__Exercise__:
Copy every line from the records that holds the word "Foundation".

__Given entries__:
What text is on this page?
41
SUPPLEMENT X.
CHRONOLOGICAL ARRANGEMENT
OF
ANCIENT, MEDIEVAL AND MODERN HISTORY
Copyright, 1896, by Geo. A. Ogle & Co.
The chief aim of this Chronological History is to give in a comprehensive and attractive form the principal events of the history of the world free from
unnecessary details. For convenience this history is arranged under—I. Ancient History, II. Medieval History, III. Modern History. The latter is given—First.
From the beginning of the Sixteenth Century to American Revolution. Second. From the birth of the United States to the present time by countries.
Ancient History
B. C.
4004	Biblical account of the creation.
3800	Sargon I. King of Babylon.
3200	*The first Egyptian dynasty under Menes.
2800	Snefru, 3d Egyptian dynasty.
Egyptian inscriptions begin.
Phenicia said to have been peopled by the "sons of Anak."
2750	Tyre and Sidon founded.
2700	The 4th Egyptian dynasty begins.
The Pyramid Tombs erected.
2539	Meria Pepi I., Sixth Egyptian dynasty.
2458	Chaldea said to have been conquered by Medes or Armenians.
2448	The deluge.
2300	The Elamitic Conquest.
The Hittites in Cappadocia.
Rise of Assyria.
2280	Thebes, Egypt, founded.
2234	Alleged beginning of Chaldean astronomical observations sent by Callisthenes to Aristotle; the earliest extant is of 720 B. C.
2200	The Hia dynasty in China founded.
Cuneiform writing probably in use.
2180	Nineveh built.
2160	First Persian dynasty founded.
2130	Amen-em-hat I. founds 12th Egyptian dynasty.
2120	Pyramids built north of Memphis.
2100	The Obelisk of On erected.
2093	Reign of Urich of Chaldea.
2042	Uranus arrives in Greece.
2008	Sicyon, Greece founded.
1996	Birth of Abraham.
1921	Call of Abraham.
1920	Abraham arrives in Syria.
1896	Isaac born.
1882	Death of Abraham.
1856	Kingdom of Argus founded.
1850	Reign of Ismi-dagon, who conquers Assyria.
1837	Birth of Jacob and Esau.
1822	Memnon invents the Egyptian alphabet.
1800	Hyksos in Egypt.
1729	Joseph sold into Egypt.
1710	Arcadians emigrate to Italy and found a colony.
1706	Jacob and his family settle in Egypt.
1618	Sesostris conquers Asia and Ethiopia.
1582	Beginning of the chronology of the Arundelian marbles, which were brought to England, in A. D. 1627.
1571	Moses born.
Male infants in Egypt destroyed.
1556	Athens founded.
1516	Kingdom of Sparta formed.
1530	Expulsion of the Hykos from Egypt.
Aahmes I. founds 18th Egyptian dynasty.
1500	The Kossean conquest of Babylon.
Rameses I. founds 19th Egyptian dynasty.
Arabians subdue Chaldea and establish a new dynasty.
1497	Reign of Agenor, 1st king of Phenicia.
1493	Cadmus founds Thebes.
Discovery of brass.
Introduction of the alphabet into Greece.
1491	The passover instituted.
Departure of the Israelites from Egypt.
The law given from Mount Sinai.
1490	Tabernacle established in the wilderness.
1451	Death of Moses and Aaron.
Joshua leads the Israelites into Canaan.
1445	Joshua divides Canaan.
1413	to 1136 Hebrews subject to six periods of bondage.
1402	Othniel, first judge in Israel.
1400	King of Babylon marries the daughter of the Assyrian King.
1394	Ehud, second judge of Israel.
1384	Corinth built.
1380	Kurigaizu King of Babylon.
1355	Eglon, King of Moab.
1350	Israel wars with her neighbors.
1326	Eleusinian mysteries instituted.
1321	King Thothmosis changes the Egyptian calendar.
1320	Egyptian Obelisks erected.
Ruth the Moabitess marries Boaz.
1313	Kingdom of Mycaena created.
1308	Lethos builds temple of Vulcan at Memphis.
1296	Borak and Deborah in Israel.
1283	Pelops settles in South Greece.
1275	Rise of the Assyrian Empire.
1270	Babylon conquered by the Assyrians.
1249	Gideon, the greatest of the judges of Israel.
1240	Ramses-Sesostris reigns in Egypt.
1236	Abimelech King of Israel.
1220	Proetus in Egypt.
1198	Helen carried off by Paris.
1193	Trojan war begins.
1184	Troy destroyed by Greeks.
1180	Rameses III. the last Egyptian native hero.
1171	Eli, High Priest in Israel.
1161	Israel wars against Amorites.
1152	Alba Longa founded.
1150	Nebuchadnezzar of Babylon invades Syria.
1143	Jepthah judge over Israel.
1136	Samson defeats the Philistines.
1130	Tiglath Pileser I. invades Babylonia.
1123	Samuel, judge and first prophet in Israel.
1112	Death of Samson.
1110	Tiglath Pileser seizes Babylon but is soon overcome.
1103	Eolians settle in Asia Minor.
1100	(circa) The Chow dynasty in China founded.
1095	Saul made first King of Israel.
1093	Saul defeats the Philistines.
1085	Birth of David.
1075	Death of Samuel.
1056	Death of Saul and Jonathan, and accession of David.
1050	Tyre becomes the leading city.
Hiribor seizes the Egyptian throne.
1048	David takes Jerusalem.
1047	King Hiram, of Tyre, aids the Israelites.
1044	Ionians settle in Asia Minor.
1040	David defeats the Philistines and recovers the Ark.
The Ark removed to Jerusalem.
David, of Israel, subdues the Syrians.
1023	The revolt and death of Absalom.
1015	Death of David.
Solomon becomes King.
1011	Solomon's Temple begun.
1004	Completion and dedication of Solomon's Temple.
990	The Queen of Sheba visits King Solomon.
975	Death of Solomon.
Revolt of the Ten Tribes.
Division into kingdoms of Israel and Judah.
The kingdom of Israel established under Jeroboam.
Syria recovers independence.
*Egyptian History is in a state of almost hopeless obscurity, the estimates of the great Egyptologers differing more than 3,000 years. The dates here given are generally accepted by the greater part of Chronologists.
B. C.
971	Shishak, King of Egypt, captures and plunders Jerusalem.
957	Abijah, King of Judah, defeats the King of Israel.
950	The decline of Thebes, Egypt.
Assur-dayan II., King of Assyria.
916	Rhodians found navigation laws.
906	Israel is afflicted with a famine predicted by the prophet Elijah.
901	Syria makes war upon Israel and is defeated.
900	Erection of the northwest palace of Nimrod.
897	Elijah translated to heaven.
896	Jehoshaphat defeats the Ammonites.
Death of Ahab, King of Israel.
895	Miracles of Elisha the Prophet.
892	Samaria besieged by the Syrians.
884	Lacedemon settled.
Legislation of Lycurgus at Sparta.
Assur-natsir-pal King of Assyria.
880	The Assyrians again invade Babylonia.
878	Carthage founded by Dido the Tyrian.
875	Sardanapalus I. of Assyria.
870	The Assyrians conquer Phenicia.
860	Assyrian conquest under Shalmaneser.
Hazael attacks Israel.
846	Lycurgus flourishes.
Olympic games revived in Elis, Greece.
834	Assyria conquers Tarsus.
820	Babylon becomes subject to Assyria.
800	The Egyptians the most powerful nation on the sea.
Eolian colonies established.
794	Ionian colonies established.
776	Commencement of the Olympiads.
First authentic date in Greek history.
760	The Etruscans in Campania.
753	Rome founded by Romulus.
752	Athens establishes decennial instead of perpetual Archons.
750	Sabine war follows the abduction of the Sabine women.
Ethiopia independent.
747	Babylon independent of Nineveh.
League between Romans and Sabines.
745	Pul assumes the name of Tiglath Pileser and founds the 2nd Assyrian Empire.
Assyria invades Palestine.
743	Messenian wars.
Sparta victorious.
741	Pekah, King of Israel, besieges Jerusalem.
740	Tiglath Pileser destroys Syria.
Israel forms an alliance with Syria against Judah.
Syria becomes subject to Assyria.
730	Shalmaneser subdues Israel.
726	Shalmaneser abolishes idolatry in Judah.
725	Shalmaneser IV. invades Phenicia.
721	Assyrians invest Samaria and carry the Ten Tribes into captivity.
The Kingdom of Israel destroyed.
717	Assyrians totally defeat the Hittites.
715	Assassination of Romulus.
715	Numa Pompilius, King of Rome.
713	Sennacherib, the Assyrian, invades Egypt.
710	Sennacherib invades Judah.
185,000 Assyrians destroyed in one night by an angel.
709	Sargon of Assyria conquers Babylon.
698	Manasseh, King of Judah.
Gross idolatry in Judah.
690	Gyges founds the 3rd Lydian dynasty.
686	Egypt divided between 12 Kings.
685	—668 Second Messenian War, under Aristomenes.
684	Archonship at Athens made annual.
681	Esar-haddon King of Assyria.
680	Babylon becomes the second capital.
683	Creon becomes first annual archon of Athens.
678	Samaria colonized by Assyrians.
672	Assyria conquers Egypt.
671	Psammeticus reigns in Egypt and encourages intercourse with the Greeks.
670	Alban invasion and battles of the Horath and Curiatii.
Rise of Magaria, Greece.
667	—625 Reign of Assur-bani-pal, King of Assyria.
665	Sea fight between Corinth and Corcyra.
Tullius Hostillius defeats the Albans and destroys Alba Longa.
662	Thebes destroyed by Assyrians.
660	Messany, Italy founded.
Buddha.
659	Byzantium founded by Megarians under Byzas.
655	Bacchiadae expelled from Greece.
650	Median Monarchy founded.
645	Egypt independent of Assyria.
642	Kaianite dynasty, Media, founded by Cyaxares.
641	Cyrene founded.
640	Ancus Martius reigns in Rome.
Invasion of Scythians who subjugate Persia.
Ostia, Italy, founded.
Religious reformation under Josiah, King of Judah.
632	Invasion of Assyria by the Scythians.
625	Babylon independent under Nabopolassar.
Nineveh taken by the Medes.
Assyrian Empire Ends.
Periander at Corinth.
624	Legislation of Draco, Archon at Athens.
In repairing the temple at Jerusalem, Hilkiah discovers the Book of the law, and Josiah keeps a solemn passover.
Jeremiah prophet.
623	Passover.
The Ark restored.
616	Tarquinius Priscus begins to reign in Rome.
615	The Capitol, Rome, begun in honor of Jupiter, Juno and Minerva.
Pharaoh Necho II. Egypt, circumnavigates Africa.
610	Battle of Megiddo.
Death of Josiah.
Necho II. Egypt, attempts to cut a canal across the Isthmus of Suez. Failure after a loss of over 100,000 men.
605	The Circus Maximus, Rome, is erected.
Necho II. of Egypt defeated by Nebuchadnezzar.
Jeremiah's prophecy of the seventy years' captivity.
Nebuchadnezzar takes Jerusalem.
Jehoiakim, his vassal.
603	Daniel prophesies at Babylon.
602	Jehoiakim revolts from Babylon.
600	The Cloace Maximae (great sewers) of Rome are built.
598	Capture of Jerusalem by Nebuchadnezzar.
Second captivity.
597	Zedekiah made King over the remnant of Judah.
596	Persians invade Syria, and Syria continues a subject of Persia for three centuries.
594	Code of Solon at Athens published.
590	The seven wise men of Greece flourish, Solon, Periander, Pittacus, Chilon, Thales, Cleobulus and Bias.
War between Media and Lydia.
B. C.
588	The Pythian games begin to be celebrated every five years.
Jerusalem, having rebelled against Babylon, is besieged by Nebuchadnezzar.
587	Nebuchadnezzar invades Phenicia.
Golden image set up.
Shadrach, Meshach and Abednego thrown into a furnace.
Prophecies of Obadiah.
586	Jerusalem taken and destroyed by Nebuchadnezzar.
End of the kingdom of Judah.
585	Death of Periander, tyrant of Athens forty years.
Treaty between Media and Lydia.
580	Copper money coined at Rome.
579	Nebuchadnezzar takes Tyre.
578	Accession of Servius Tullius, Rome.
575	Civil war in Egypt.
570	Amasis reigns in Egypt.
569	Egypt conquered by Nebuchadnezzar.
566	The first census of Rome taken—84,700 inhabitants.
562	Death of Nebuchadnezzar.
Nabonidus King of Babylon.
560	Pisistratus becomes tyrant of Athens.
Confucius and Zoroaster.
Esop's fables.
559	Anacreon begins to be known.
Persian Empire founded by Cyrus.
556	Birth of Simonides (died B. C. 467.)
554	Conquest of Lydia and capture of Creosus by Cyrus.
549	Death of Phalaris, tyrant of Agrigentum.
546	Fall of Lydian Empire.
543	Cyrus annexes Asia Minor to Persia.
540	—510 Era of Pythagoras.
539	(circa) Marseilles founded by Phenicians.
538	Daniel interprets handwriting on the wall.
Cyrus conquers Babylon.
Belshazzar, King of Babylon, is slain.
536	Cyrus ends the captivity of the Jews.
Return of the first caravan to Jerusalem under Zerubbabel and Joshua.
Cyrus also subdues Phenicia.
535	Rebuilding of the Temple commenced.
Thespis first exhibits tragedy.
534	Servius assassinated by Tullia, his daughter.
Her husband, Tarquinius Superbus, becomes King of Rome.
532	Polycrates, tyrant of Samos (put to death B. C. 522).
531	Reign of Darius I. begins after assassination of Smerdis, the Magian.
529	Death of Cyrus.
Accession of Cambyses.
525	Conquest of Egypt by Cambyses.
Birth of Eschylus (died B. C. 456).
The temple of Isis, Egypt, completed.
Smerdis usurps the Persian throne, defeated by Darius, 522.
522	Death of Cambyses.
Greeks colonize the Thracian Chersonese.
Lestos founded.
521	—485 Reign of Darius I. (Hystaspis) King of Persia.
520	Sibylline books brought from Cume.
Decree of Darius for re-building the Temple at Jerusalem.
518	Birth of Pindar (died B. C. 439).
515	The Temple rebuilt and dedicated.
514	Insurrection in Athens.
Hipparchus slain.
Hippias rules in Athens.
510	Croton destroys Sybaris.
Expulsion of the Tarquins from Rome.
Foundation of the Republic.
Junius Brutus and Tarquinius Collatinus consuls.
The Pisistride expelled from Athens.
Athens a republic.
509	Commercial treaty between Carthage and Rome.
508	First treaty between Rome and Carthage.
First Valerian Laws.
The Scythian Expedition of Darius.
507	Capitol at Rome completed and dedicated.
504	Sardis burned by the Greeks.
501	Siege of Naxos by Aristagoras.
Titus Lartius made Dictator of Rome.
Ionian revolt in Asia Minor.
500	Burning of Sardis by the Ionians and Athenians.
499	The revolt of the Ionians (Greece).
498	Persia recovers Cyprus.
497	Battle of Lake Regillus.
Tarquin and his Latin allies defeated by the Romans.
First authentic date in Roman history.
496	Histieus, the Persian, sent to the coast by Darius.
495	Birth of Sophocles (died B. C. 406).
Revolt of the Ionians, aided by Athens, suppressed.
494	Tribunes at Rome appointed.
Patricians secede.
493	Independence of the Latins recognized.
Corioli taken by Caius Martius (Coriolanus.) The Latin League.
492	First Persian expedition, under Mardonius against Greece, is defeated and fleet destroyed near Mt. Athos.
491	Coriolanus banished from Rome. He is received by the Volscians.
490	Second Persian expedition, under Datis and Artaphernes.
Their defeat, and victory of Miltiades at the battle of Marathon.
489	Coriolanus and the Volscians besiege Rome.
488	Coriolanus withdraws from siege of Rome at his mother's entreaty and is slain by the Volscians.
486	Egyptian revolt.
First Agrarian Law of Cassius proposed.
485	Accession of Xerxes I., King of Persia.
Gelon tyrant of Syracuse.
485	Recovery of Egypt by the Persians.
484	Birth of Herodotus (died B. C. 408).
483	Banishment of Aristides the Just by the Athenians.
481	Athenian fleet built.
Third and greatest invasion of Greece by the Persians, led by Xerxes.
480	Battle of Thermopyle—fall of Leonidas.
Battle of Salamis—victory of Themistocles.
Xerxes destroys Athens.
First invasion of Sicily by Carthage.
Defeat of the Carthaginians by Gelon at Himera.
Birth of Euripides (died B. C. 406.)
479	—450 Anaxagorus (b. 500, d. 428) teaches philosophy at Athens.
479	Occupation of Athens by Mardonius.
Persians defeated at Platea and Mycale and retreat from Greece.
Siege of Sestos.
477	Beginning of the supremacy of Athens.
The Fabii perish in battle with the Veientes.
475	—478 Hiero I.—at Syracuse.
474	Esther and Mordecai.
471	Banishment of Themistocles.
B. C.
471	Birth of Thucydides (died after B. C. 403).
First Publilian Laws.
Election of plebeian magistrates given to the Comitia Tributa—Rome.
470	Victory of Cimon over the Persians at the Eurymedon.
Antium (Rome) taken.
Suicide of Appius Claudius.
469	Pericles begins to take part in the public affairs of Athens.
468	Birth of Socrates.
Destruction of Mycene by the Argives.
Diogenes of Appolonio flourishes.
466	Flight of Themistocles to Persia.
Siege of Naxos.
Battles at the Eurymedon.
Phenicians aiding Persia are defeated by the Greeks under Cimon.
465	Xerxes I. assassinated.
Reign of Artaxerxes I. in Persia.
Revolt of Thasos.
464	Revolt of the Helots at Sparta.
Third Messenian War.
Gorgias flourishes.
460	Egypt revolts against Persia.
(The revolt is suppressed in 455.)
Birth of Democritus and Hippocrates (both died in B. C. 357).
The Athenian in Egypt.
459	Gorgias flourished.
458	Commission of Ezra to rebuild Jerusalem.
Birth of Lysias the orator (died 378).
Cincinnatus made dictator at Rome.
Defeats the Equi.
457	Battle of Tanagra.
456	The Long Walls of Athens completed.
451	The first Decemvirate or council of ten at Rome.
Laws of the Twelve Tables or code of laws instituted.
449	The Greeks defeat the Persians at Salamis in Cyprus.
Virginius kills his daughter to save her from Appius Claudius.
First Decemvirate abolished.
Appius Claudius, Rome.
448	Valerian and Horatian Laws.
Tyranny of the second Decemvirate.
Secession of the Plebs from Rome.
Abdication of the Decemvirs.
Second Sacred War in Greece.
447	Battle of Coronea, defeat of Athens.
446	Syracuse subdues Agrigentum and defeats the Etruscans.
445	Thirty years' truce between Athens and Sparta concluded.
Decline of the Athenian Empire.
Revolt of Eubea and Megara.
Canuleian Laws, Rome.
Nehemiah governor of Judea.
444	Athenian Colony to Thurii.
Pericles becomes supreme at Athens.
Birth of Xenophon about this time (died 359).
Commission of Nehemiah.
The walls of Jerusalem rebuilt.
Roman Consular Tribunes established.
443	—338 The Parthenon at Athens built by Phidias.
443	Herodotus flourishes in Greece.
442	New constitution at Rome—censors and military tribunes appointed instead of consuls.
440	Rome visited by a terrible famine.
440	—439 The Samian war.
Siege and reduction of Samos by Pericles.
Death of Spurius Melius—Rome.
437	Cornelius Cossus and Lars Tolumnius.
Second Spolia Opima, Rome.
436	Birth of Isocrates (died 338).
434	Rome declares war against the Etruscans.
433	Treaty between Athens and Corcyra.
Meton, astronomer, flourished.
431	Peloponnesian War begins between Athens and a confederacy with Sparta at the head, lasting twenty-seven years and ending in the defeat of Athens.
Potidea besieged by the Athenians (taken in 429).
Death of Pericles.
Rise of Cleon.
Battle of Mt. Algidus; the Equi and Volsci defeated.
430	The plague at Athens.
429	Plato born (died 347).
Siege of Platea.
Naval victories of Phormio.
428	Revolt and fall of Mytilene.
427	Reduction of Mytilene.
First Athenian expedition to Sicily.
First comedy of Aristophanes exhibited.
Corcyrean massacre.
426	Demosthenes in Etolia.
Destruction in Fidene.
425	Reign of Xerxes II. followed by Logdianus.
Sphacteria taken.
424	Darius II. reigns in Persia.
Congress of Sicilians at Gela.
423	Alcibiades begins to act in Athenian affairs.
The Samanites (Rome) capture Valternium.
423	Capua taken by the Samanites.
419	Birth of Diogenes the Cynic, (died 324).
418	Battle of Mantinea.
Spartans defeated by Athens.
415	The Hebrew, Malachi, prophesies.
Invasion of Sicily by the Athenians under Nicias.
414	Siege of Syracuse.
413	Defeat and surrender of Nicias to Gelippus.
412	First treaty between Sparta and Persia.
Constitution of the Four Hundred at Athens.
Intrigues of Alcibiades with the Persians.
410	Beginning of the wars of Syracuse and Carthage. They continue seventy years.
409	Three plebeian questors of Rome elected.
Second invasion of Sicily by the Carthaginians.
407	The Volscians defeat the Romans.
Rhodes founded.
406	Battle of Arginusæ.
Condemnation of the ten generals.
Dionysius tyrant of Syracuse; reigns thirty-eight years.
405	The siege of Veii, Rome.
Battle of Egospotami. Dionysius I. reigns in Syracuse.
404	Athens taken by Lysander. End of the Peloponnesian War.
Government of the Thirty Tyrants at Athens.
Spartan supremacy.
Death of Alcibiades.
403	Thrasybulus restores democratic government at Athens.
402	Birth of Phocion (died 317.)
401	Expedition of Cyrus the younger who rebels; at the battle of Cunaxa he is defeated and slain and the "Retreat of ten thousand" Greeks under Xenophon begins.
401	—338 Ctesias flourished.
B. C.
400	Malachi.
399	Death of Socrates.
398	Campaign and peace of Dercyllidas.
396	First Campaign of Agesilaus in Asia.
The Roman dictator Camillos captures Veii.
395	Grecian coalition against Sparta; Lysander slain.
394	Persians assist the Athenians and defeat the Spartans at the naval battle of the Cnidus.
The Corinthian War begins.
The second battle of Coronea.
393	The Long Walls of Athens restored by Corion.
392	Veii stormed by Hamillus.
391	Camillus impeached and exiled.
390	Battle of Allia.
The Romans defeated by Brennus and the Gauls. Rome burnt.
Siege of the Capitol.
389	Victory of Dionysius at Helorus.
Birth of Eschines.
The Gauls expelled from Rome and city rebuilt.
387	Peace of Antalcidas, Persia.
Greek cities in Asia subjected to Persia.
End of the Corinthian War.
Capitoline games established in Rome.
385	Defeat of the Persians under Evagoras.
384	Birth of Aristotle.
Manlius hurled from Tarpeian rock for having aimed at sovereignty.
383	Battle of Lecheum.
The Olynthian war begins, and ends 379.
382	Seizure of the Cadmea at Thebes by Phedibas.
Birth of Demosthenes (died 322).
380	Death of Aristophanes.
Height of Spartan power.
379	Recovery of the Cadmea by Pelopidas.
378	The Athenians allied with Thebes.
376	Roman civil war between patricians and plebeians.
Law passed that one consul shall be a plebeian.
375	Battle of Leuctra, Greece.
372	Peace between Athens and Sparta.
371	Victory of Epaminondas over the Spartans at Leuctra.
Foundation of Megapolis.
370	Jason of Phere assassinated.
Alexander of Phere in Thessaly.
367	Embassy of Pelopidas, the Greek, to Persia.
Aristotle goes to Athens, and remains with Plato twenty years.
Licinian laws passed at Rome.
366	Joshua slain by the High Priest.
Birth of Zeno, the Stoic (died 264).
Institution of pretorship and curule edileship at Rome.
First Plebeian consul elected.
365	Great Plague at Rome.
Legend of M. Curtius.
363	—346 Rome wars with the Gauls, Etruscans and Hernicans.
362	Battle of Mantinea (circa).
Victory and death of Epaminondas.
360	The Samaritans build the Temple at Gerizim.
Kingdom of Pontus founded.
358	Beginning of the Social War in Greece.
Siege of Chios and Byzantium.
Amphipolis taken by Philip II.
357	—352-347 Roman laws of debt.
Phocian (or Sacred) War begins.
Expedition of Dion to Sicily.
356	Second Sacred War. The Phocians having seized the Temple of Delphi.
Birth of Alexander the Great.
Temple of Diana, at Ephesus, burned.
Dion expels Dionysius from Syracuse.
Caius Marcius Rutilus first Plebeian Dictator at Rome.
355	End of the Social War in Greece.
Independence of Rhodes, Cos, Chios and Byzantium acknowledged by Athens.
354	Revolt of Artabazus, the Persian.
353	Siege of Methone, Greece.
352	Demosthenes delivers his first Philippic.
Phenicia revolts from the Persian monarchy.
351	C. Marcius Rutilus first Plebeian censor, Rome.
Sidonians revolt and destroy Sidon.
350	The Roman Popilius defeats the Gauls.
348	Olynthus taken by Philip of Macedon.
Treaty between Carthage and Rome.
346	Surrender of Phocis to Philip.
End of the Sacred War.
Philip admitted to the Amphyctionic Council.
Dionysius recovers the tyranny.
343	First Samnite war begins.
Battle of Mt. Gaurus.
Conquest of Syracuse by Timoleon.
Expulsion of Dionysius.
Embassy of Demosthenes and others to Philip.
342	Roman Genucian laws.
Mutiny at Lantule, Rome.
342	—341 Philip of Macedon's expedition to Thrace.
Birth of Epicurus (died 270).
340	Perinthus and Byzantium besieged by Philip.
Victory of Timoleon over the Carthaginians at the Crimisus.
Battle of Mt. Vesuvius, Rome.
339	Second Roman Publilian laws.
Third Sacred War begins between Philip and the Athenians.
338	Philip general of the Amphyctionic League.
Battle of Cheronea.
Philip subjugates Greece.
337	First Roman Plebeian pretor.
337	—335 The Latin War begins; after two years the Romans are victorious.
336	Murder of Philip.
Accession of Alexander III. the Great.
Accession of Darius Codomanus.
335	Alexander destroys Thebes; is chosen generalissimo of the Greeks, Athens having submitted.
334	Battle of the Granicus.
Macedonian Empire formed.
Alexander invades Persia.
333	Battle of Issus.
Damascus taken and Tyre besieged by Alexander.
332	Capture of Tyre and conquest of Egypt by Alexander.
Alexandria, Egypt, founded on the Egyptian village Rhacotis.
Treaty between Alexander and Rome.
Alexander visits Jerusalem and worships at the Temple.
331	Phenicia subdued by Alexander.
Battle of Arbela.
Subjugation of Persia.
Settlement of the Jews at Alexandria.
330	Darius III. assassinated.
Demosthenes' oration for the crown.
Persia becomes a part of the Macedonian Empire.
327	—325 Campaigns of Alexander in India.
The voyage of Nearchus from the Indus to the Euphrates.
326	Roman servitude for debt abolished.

__Answer to the exercise__:
Foundation of the Republic.
Foundation of Megapolis.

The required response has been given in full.